▶ **Supplied information**:
---------------

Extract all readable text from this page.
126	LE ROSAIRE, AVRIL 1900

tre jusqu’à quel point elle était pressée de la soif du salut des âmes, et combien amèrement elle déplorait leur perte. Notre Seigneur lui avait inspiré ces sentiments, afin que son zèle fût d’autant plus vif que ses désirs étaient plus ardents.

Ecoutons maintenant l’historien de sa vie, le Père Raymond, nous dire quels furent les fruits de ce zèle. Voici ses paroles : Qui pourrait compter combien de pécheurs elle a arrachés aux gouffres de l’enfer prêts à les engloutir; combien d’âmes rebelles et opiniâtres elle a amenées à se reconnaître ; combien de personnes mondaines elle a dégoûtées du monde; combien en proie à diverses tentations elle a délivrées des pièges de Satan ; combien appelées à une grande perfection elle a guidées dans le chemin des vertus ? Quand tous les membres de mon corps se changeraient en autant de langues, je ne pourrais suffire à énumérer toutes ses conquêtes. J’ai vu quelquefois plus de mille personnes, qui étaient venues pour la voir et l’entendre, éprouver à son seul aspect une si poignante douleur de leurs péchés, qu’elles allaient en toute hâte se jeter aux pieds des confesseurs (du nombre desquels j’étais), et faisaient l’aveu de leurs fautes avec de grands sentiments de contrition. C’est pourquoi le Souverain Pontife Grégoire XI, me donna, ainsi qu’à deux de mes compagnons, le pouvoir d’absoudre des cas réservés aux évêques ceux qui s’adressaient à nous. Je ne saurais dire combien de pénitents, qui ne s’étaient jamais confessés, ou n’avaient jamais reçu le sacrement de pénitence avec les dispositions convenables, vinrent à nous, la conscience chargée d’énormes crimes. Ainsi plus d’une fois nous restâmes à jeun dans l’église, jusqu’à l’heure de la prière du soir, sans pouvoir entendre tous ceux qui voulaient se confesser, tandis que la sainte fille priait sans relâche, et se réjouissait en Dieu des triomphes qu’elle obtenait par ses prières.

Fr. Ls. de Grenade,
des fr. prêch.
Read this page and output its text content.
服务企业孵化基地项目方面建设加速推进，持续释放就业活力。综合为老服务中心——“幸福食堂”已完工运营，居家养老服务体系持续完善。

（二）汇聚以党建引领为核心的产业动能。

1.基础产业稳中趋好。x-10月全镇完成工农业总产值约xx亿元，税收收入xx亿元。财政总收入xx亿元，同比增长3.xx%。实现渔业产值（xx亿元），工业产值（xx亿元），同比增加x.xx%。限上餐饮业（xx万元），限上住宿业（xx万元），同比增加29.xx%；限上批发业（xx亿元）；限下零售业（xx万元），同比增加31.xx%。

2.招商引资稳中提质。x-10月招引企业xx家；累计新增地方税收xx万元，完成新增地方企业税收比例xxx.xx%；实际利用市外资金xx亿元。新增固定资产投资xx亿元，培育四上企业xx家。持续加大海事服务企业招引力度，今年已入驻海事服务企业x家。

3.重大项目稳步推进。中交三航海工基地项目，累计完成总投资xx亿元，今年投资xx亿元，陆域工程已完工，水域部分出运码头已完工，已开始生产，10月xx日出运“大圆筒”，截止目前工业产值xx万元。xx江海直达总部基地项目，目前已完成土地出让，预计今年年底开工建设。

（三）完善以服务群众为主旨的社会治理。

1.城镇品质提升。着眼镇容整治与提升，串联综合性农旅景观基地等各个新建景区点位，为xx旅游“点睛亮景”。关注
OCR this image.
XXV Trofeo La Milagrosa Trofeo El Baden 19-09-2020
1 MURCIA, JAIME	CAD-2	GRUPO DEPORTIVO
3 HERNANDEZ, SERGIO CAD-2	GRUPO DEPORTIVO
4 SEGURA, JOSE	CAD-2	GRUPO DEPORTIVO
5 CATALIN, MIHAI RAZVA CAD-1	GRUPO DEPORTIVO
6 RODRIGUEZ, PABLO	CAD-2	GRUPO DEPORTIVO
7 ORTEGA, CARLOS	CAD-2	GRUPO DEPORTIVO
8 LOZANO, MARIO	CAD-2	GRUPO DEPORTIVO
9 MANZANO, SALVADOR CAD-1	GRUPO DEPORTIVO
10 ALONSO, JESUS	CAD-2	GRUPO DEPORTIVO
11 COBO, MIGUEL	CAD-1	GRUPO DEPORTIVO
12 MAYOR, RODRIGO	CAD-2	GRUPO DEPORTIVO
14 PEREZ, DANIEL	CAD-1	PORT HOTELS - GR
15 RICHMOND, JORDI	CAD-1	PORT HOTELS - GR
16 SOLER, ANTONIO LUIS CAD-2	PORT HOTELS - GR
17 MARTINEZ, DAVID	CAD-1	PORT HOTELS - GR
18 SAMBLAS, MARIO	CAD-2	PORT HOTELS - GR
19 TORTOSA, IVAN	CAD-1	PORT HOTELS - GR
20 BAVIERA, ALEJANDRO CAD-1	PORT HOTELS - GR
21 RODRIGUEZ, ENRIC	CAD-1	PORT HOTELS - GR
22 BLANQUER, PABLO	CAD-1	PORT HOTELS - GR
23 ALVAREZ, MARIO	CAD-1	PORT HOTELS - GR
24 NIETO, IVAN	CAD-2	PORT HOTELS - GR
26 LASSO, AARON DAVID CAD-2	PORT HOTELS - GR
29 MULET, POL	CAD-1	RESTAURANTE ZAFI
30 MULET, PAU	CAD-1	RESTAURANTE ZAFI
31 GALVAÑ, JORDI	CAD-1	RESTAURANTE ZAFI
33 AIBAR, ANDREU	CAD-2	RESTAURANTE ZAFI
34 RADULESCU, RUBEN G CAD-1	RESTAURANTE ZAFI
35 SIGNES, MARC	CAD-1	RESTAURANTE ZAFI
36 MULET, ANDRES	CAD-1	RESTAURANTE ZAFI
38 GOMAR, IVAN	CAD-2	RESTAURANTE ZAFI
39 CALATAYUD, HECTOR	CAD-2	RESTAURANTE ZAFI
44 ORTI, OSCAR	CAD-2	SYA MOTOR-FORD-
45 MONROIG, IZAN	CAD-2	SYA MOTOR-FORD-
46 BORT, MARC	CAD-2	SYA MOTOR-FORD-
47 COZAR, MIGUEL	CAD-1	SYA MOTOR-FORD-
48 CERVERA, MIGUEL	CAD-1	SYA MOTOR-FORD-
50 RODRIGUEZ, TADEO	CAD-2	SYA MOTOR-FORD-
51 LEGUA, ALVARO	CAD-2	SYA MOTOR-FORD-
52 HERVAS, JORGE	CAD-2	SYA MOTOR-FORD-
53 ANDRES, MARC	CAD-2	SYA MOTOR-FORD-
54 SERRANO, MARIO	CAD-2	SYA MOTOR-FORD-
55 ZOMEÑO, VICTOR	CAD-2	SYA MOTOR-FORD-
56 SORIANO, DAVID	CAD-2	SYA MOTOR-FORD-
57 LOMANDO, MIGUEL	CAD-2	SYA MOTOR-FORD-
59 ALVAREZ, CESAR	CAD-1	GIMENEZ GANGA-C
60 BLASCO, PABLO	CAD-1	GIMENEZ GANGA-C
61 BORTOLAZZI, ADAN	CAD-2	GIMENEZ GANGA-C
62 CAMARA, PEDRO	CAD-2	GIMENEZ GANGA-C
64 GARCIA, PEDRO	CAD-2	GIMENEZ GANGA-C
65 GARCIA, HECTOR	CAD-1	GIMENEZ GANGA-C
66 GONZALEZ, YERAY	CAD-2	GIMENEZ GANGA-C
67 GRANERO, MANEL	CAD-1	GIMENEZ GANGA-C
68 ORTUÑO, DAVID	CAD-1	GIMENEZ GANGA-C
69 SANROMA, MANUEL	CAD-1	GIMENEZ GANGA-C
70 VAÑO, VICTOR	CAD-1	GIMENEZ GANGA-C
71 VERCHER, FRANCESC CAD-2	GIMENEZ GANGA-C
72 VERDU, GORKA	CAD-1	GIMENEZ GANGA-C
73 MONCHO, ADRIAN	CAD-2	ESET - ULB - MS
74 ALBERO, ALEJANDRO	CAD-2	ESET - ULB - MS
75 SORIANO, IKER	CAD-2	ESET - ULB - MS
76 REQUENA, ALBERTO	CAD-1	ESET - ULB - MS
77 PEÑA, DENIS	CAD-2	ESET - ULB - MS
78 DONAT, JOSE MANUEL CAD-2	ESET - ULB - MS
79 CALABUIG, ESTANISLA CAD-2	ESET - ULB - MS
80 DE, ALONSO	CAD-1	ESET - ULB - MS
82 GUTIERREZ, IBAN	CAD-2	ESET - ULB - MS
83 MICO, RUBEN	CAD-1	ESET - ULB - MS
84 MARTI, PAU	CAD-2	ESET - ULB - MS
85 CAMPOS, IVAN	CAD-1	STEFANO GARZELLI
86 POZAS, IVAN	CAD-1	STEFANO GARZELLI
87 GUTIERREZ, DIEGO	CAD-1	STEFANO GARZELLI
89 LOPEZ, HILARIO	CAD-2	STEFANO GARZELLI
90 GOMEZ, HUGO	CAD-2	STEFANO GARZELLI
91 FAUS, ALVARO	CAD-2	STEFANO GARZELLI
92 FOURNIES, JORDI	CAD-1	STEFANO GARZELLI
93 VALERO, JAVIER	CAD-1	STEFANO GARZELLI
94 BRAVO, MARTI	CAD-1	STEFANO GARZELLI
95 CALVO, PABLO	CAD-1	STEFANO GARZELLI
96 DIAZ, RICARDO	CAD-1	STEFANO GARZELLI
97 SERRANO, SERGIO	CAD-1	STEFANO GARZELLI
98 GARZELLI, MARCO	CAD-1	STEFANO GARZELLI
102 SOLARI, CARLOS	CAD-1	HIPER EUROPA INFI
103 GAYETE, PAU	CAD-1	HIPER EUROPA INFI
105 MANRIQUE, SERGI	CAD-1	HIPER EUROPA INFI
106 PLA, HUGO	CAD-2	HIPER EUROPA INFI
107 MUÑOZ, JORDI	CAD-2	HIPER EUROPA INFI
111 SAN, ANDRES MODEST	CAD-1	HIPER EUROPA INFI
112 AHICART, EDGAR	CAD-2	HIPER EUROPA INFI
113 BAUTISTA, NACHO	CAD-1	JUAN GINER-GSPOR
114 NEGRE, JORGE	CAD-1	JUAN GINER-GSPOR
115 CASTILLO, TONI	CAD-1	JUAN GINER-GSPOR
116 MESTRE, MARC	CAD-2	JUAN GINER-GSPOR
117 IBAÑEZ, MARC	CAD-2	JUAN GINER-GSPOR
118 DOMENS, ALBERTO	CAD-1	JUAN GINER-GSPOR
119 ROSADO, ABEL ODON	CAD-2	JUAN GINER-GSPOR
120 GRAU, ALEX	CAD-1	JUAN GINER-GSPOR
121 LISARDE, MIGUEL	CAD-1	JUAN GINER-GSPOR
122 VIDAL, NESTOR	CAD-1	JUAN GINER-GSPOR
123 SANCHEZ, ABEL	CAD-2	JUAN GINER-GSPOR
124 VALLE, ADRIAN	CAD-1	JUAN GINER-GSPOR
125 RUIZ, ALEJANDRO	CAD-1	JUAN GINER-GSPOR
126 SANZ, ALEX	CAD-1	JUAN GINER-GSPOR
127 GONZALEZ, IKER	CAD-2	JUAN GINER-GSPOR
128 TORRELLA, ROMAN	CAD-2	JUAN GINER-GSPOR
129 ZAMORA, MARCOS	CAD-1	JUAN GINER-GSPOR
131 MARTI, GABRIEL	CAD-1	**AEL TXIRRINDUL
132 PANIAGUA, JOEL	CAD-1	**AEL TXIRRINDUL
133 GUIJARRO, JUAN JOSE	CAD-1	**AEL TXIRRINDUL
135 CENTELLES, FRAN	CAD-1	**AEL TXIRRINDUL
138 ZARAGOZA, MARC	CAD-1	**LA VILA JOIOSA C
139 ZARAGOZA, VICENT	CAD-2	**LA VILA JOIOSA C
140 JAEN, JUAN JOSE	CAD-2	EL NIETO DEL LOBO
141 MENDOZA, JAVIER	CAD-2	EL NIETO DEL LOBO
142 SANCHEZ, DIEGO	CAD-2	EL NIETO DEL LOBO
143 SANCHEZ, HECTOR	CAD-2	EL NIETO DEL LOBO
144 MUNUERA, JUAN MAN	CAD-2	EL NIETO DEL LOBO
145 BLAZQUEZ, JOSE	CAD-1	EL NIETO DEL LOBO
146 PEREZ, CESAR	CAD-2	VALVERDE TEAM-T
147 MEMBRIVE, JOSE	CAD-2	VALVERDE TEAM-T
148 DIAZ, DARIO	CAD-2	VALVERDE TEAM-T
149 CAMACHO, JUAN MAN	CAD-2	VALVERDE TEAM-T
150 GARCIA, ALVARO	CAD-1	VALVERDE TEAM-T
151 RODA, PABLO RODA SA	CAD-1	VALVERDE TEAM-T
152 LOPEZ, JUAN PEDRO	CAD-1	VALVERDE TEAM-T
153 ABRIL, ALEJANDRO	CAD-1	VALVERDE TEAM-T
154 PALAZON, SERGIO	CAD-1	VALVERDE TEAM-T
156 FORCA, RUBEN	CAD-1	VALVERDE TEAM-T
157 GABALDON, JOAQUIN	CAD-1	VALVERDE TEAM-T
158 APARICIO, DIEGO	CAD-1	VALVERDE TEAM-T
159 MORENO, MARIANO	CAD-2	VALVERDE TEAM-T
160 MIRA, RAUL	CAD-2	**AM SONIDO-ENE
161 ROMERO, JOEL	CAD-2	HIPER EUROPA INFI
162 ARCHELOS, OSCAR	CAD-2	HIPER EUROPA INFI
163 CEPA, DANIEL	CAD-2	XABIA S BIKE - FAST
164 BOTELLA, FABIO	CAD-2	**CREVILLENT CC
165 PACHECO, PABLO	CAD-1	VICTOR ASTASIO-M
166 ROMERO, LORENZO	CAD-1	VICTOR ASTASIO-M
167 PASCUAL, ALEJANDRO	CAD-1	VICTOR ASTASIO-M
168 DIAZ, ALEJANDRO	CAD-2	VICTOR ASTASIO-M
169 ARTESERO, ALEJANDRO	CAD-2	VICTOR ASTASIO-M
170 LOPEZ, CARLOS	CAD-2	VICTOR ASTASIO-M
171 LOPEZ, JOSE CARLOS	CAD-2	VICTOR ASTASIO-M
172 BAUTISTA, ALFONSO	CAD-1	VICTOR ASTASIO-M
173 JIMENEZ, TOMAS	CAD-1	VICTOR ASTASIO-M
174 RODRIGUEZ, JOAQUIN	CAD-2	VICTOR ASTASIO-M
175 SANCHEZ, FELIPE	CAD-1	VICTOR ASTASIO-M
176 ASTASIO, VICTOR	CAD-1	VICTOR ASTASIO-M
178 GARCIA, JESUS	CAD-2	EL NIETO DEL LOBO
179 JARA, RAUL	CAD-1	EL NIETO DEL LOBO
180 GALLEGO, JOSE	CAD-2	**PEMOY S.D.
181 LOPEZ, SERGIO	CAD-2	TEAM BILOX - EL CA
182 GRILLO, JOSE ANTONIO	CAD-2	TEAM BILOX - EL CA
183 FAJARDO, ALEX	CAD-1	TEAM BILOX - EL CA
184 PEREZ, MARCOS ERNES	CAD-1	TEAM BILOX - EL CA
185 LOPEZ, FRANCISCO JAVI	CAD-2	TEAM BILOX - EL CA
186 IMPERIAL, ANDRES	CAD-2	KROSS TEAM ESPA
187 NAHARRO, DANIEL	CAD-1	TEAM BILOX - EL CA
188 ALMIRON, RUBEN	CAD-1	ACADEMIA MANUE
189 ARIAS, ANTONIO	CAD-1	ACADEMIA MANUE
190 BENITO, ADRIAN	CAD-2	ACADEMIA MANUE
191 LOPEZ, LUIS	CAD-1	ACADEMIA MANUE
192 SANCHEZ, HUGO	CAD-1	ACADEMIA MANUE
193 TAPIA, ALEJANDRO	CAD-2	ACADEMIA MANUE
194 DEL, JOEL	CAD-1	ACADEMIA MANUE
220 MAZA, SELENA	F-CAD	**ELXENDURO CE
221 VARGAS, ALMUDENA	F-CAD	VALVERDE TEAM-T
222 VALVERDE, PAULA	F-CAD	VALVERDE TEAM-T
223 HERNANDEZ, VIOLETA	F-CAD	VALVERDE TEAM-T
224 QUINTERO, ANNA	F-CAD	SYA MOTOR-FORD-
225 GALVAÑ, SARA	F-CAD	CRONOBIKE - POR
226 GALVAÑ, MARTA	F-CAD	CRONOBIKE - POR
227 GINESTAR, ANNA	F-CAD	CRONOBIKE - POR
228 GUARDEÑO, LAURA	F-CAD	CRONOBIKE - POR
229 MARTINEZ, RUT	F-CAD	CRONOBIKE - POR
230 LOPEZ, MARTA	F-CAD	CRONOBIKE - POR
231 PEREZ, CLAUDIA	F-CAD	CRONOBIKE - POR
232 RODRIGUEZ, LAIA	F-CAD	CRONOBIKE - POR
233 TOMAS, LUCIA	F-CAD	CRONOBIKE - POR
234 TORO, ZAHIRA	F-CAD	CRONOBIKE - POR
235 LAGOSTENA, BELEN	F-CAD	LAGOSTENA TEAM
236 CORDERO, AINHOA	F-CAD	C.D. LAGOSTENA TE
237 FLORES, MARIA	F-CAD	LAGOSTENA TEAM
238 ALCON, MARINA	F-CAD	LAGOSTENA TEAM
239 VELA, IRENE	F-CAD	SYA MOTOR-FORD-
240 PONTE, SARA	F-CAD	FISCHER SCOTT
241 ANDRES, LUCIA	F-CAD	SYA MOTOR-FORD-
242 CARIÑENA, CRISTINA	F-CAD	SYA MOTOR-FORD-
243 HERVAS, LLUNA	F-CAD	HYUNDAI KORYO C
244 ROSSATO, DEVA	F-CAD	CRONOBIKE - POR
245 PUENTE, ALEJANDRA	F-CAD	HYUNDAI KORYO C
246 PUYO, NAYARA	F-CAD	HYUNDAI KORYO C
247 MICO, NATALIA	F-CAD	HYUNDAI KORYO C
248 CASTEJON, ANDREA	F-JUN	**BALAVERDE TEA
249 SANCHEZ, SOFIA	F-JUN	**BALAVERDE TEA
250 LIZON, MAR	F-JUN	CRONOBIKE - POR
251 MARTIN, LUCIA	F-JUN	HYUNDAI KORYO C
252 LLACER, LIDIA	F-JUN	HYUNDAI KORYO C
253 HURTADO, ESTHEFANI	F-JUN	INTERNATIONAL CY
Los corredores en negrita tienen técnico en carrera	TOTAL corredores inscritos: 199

---------------

▶ **Your objective**:
Using the listing above, return all lines where the word "ABEL" occurs.

▶ **The reply**:
119 ROSADO, ABEL ODON	CAD-2	JUAN GINER-GSPOR
123 SANCHEZ, ABEL	CAD-2	JUAN GINER-GSPOR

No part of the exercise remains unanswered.